Set task> Copy the listing verbatim, excluding any images found in it.

— start —

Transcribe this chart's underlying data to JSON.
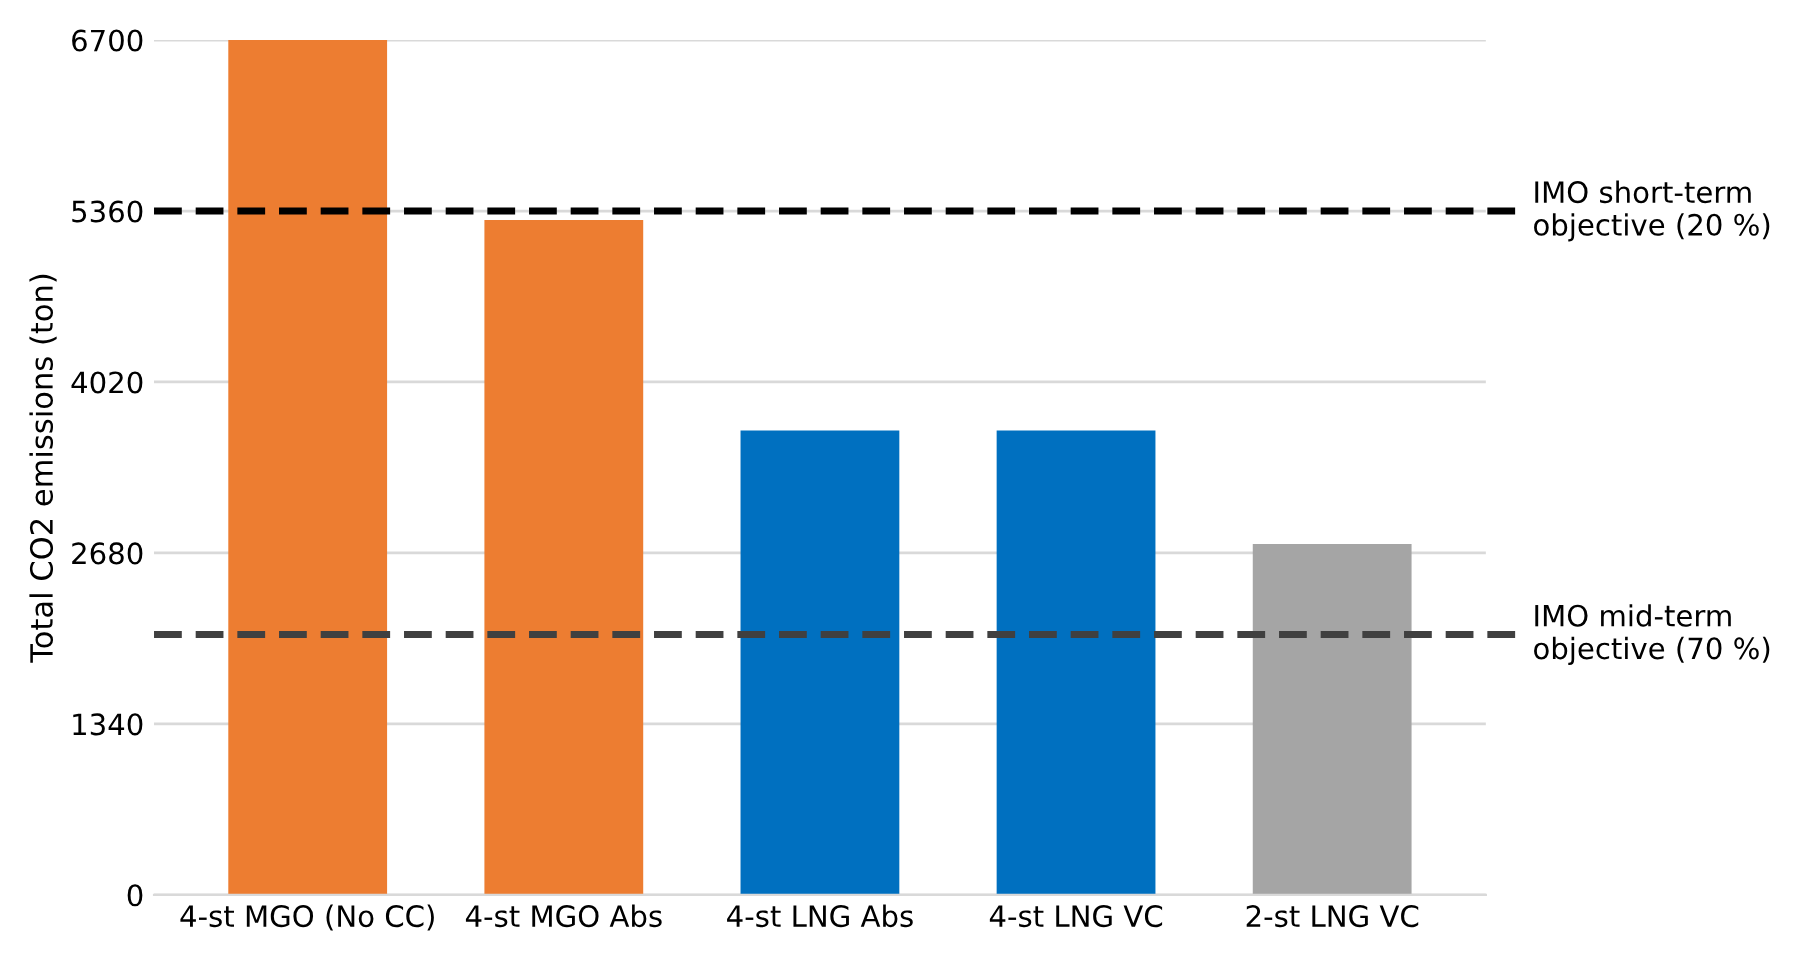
{
  "chart_data": {
    "type": "bar",
    "ylabel": "Total CO2 emissions (ton)",
    "categories": [
      "4-st MGO (No CC)",
      "4-st MGO Abs",
      "4-st LNG Abs",
      "4-st LNG VC",
      "2-st LNG VC"
    ],
    "values": [
      6700,
      5290,
      3640,
      3640,
      2750
    ],
    "colors": [
      "#ed7d31",
      "#ed7d31",
      "#0070c0",
      "#0070c0",
      "#a5a5a5"
    ],
    "ylim": [
      0,
      6700
    ],
    "yticks": [
      0,
      1340,
      2680,
      4020,
      5360,
      6700
    ],
    "grid": "y",
    "legend": false,
    "ref_lines": [
      {
        "axis": "y",
        "value": 5360,
        "label": "IMO short-term\nobjective (20 %)",
        "color": "#000000",
        "line_style": "dashed"
      },
      {
        "axis": "y",
        "value": 2040,
        "label": "IMO mid-term\nobjective (70 %)",
        "color": "#404040",
        "line_style": "dashed"
      }
    ]
  }
}
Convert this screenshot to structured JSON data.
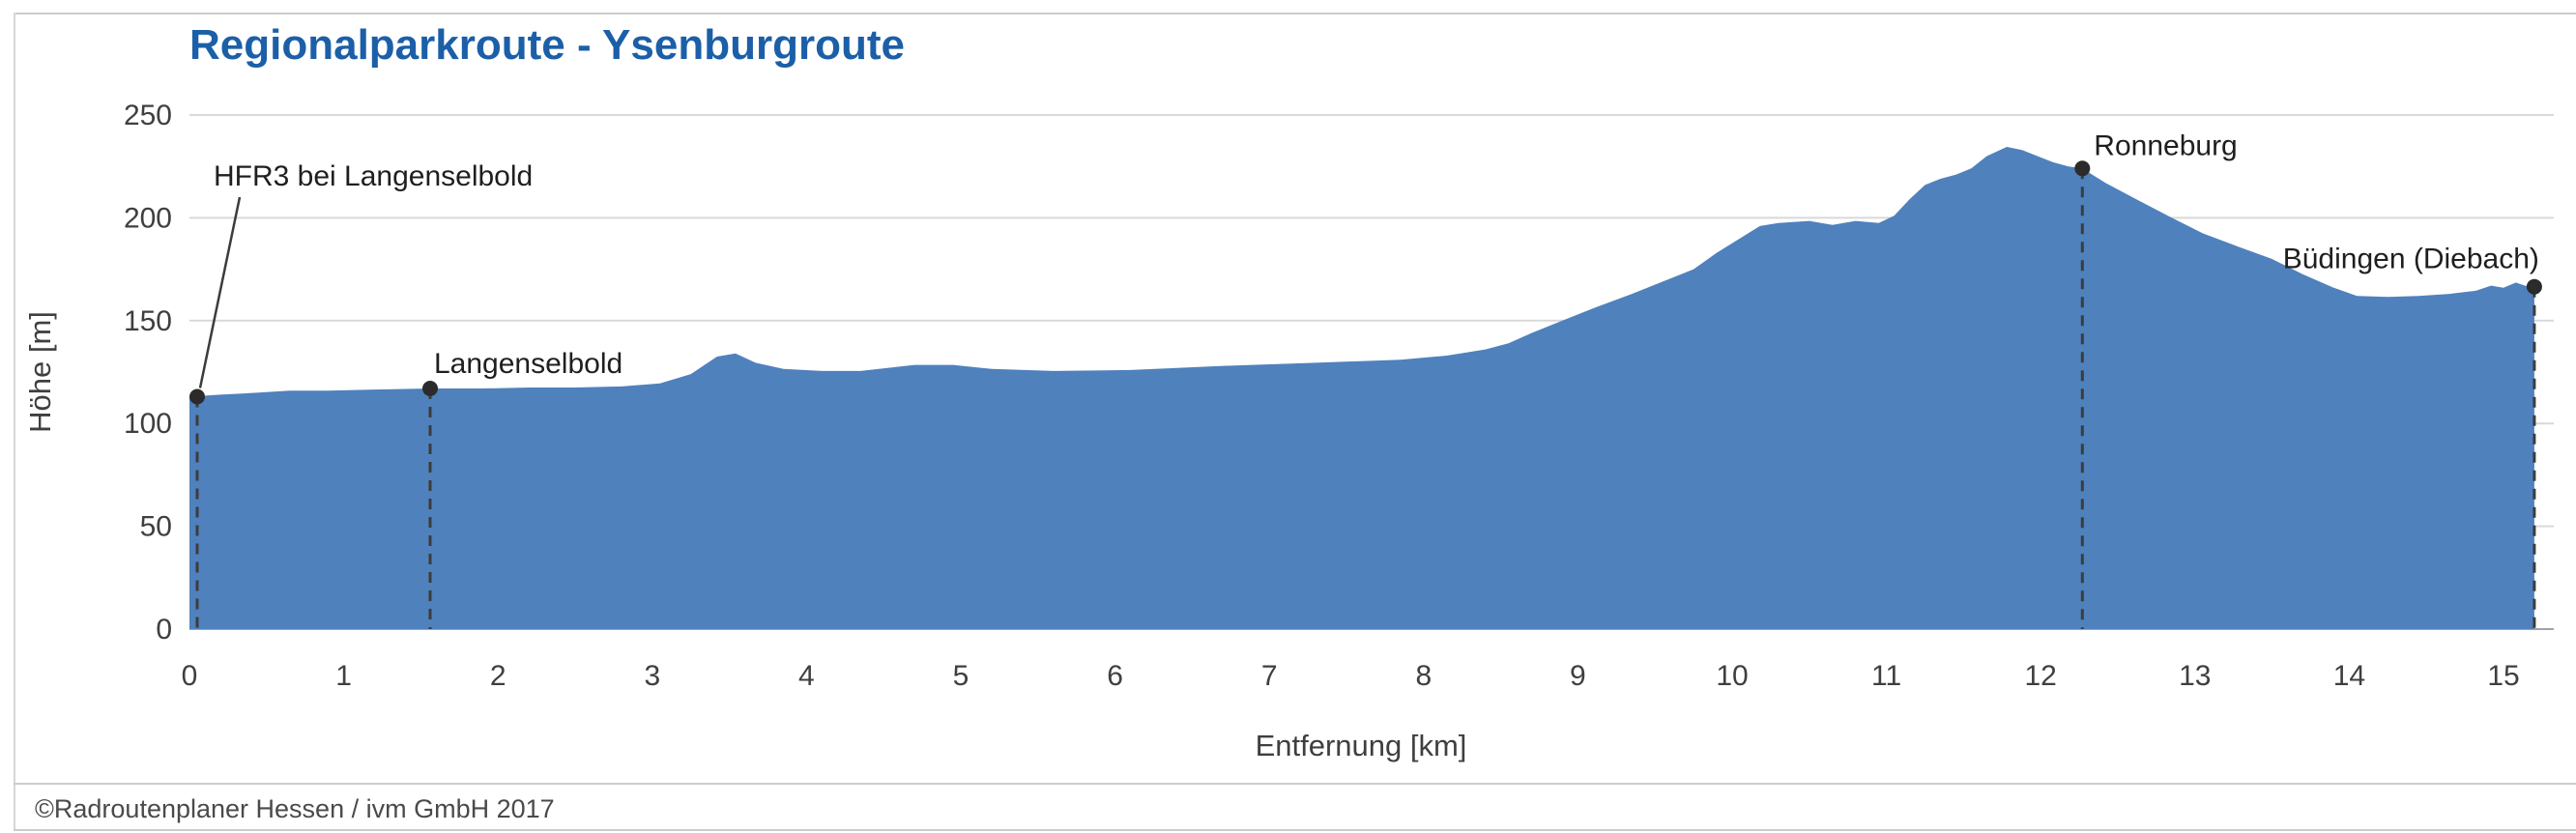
{
  "footer": "©Radroutenplaner Hessen / ivm GmbH 2017",
  "colors": {
    "title_blue": "#1b5fa8",
    "area_fill": "#4f81bd",
    "grid": "#d9d9d9",
    "marker": "#2b2b2b",
    "axis_text": "#3f3f3f"
  },
  "chart_data": {
    "type": "area",
    "title": "Regionalparkroute - Ysenburgroute",
    "xlabel": "Entfernung [km]",
    "ylabel": "Höhe [m]",
    "xlim": [
      0,
      15.5
    ],
    "ylim": [
      0,
      250
    ],
    "x_ticks": [
      0,
      1,
      2,
      3,
      4,
      5,
      6,
      7,
      8,
      9,
      10,
      11,
      12,
      13,
      14,
      15
    ],
    "y_ticks": [
      0,
      50,
      100,
      150,
      200,
      250
    ],
    "grid": "horizontal",
    "legend": "none",
    "area_color": "#4f81bd",
    "profile": [
      [
        0.0,
        113
      ],
      [
        0.2,
        114
      ],
      [
        0.45,
        115
      ],
      [
        0.65,
        116
      ],
      [
        0.9,
        116
      ],
      [
        1.2,
        116.5
      ],
      [
        1.56,
        117
      ],
      [
        1.9,
        117
      ],
      [
        2.2,
        117.5
      ],
      [
        2.5,
        117.5
      ],
      [
        2.8,
        118
      ],
      [
        3.05,
        119.5
      ],
      [
        3.25,
        124
      ],
      [
        3.42,
        132.5
      ],
      [
        3.54,
        134
      ],
      [
        3.67,
        129.5
      ],
      [
        3.85,
        126.5
      ],
      [
        4.1,
        125.5
      ],
      [
        4.35,
        125.5
      ],
      [
        4.7,
        128.5
      ],
      [
        4.95,
        128.5
      ],
      [
        5.2,
        126.5
      ],
      [
        5.6,
        125.5
      ],
      [
        6.1,
        126
      ],
      [
        6.7,
        128
      ],
      [
        7.3,
        129.5
      ],
      [
        7.85,
        131
      ],
      [
        8.15,
        133
      ],
      [
        8.4,
        136
      ],
      [
        8.55,
        139
      ],
      [
        8.7,
        144
      ],
      [
        8.9,
        150
      ],
      [
        9.1,
        156
      ],
      [
        9.35,
        163
      ],
      [
        9.55,
        169
      ],
      [
        9.75,
        175
      ],
      [
        9.9,
        183
      ],
      [
        10.05,
        190
      ],
      [
        10.18,
        196
      ],
      [
        10.3,
        197.5
      ],
      [
        10.5,
        198.5
      ],
      [
        10.65,
        196.5
      ],
      [
        10.8,
        198.5
      ],
      [
        10.95,
        197.5
      ],
      [
        11.05,
        201
      ],
      [
        11.15,
        209
      ],
      [
        11.25,
        216
      ],
      [
        11.35,
        219
      ],
      [
        11.45,
        221
      ],
      [
        11.55,
        224
      ],
      [
        11.65,
        230
      ],
      [
        11.78,
        234.5
      ],
      [
        11.88,
        233
      ],
      [
        11.98,
        230
      ],
      [
        12.08,
        227
      ],
      [
        12.18,
        225
      ],
      [
        12.27,
        224
      ],
      [
        12.42,
        217
      ],
      [
        12.62,
        209
      ],
      [
        12.85,
        200
      ],
      [
        13.05,
        192.5
      ],
      [
        13.28,
        186
      ],
      [
        13.5,
        180
      ],
      [
        13.7,
        172.5
      ],
      [
        13.9,
        166
      ],
      [
        14.05,
        162
      ],
      [
        14.25,
        161.5
      ],
      [
        14.45,
        162
      ],
      [
        14.65,
        163
      ],
      [
        14.82,
        164.5
      ],
      [
        14.92,
        167
      ],
      [
        15.0,
        166
      ],
      [
        15.08,
        168.5
      ],
      [
        15.14,
        167
      ],
      [
        15.2,
        166.5
      ]
    ],
    "markers": [
      {
        "x": 0.05,
        "elevation": 113,
        "label": "HFR3 bei Langenselbold",
        "placement": "leader"
      },
      {
        "x": 1.56,
        "elevation": 117,
        "label": "Langenselbold",
        "placement": "above-start"
      },
      {
        "x": 12.27,
        "elevation": 224,
        "label": "Ronneburg",
        "placement": "above-right"
      },
      {
        "x": 15.2,
        "elevation": 166.5,
        "label": "Büdingen (Diebach)",
        "placement": "above-end"
      }
    ]
  }
}
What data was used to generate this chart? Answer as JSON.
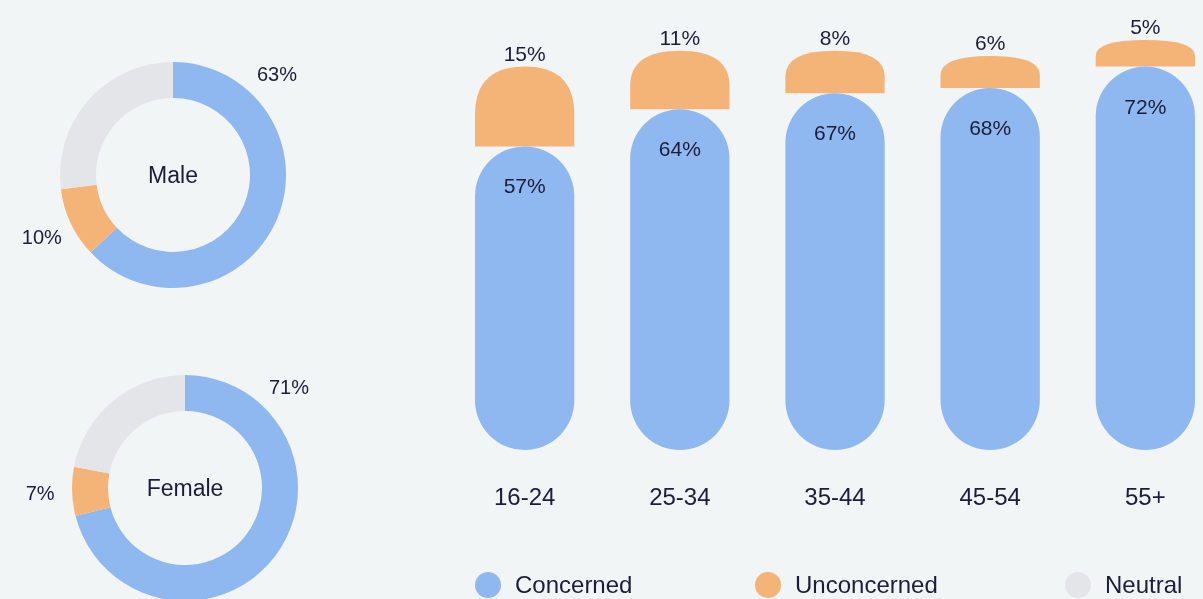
{
  "chart_data": [
    {
      "type": "donut",
      "title": "Male",
      "categories": [
        null,
        null,
        null
      ],
      "values": [
        63,
        10,
        27
      ],
      "colors": [
        "#8fb8f0",
        "#f4b478",
        "#e4e5e8"
      ],
      "value_labels": [
        "63%",
        "10%",
        null
      ]
    },
    {
      "type": "donut",
      "title": "Female",
      "categories": [
        "Concerned",
        "Unconcerned",
        "Neutral"
      ],
      "values": [
        71,
        7,
        22
      ],
      "colors": [
        "#8fb8f0",
        "#f4b478",
        "#e4e5e8"
      ],
      "value_labels": [
        "71%",
        "7%",
        null
      ],
      "legend": "bottom"
    },
    {
      "type": "bar",
      "stacked": true,
      "categories": [
        "16-24",
        "25-34",
        "35-44",
        "45-54",
        "55+"
      ],
      "series": [
        {
          "color": "#8fb8f0",
          "values": [
            57,
            64,
            67,
            68,
            72
          ],
          "value_labels": [
            "57%",
            "64%",
            "67%",
            "68%",
            "72%"
          ]
        },
        {
          "color": "#f4b478",
          "values": [
            15,
            11,
            8,
            6,
            5
          ],
          "value_labels": [
            "15%",
            "11%",
            "8%",
            "6%",
            "5%"
          ]
        }
      ]
    }
  ]
}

— end —

The response>
Transcribe this chart's underlying data to JSON.
{
  "chart_data": {
    "type": "bar",
    "ylabel": "Total CO2 emissions (ton)",
    "categories": [
      "4-st MGO (No CC)",
      "4-st MGO Abs",
      "4-st LNG Abs",
      "4-st LNG VC",
      "2-st LNG VC"
    ],
    "values": [
      6700,
      5290,
      3640,
      3640,
      2750
    ],
    "colors": [
      "#ed7d31",
      "#ed7d31",
      "#0070c0",
      "#0070c0",
      "#a5a5a5"
    ],
    "ylim": [
      0,
      6700
    ],
    "yticks": [
      0,
      1340,
      2680,
      4020,
      5360,
      6700
    ],
    "grid": "y",
    "legend": false,
    "ref_lines": [
      {
        "axis": "y",
        "value": 5360,
        "label": "IMO short-term\nobjective (20 %)",
        "color": "#000000",
        "line_style": "dashed"
      },
      {
        "axis": "y",
        "value": 2040,
        "label": "IMO mid-term\nobjective (70 %)",
        "color": "#404040",
        "line_style": "dashed"
      }
    ]
  }
}
Convert this screenshot to structured JSON data.
{
  "footer": "©Radroutenplaner Hessen / ivm GmbH 2017",
  "colors": {
    "title_blue": "#1b5fa8",
    "area_fill": "#4f81bd",
    "grid": "#d9d9d9",
    "marker": "#2b2b2b",
    "axis_text": "#3f3f3f"
  },
  "chart_data": {
    "type": "area",
    "title": "Regionalparkroute - Ysenburgroute",
    "xlabel": "Entfernung [km]",
    "ylabel": "Höhe [m]",
    "xlim": [
      0,
      15.5
    ],
    "ylim": [
      0,
      250
    ],
    "x_ticks": [
      0,
      1,
      2,
      3,
      4,
      5,
      6,
      7,
      8,
      9,
      10,
      11,
      12,
      13,
      14,
      15
    ],
    "y_ticks": [
      0,
      50,
      100,
      150,
      200,
      250
    ],
    "grid": "horizontal",
    "legend": "none",
    "area_color": "#4f81bd",
    "profile": [
      [
        0.0,
        113
      ],
      [
        0.2,
        114
      ],
      [
        0.45,
        115
      ],
      [
        0.65,
        116
      ],
      [
        0.9,
        116
      ],
      [
        1.2,
        116.5
      ],
      [
        1.56,
        117
      ],
      [
        1.9,
        117
      ],
      [
        2.2,
        117.5
      ],
      [
        2.5,
        117.5
      ],
      [
        2.8,
        118
      ],
      [
        3.05,
        119.5
      ],
      [
        3.25,
        124
      ],
      [
        3.42,
        132.5
      ],
      [
        3.54,
        134
      ],
      [
        3.67,
        129.5
      ],
      [
        3.85,
        126.5
      ],
      [
        4.1,
        125.5
      ],
      [
        4.35,
        125.5
      ],
      [
        4.7,
        128.5
      ],
      [
        4.95,
        128.5
      ],
      [
        5.2,
        126.5
      ],
      [
        5.6,
        125.5
      ],
      [
        6.1,
        126
      ],
      [
        6.7,
        128
      ],
      [
        7.3,
        129.5
      ],
      [
        7.85,
        131
      ],
      [
        8.15,
        133
      ],
      [
        8.4,
        136
      ],
      [
        8.55,
        139
      ],
      [
        8.7,
        144
      ],
      [
        8.9,
        150
      ],
      [
        9.1,
        156
      ],
      [
        9.35,
        163
      ],
      [
        9.55,
        169
      ],
      [
        9.75,
        175
      ],
      [
        9.9,
        183
      ],
      [
        10.05,
        190
      ],
      [
        10.18,
        196
      ],
      [
        10.3,
        197.5
      ],
      [
        10.5,
        198.5
      ],
      [
        10.65,
        196.5
      ],
      [
        10.8,
        198.5
      ],
      [
        10.95,
        197.5
      ],
      [
        11.05,
        201
      ],
      [
        11.15,
        209
      ],
      [
        11.25,
        216
      ],
      [
        11.35,
        219
      ],
      [
        11.45,
        221
      ],
      [
        11.55,
        224
      ],
      [
        11.65,
        230
      ],
      [
        11.78,
        234.5
      ],
      [
        11.88,
        233
      ],
      [
        11.98,
        230
      ],
      [
        12.08,
        227
      ],
      [
        12.18,
        225
      ],
      [
        12.27,
        224
      ],
      [
        12.42,
        217
      ],
      [
        12.62,
        209
      ],
      [
        12.85,
        200
      ],
      [
        13.05,
        192.5
      ],
      [
        13.28,
        186
      ],
      [
        13.5,
        180
      ],
      [
        13.7,
        172.5
      ],
      [
        13.9,
        166
      ],
      [
        14.05,
        162
      ],
      [
        14.25,
        161.5
      ],
      [
        14.45,
        162
      ],
      [
        14.65,
        163
      ],
      [
        14.82,
        164.5
      ],
      [
        14.92,
        167
      ],
      [
        15.0,
        166
      ],
      [
        15.08,
        168.5
      ],
      [
        15.14,
        167
      ],
      [
        15.2,
        166.5
      ]
    ],
    "markers": [
      {
        "x": 0.05,
        "elevation": 113,
        "label": "HFR3 bei Langenselbold",
        "placement": "leader"
      },
      {
        "x": 1.56,
        "elevation": 117,
        "label": "Langenselbold",
        "placement": "above-start"
      },
      {
        "x": 12.27,
        "elevation": 224,
        "label": "Ronneburg",
        "placement": "above-right"
      },
      {
        "x": 15.2,
        "elevation": 166.5,
        "label": "Büdingen (Diebach)",
        "placement": "above-end"
      }
    ]
  }
}
What data was used to generate this chart? Answer as JSON.
{
  "chart_data": [
    {
      "type": "donut",
      "title": "Male",
      "categories": [
        null,
        null,
        null
      ],
      "values": [
        63,
        10,
        27
      ],
      "colors": [
        "#8fb8f0",
        "#f4b478",
        "#e4e5e8"
      ],
      "value_labels": [
        "63%",
        "10%",
        null
      ]
    },
    {
      "type": "donut",
      "title": "Female",
      "categories": [
        "Concerned",
        "Unconcerned",
        "Neutral"
      ],
      "values": [
        71,
        7,
        22
      ],
      "colors": [
        "#8fb8f0",
        "#f4b478",
        "#e4e5e8"
      ],
      "value_labels": [
        "71%",
        "7%",
        null
      ],
      "legend": "bottom"
    },
    {
      "type": "bar",
      "stacked": true,
      "categories": [
        "16-24",
        "25-34",
        "35-44",
        "45-54",
        "55+"
      ],
      "series": [
        {
          "color": "#8fb8f0",
          "values": [
            57,
            64,
            67,
            68,
            72
          ],
          "value_labels": [
            "57%",
            "64%",
            "67%",
            "68%",
            "72%"
          ]
        },
        {
          "color": "#f4b478",
          "values": [
            15,
            11,
            8,
            6,
            5
          ],
          "value_labels": [
            "15%",
            "11%",
            "8%",
            "6%",
            "5%"
          ]
        }
      ]
    }
  ]
}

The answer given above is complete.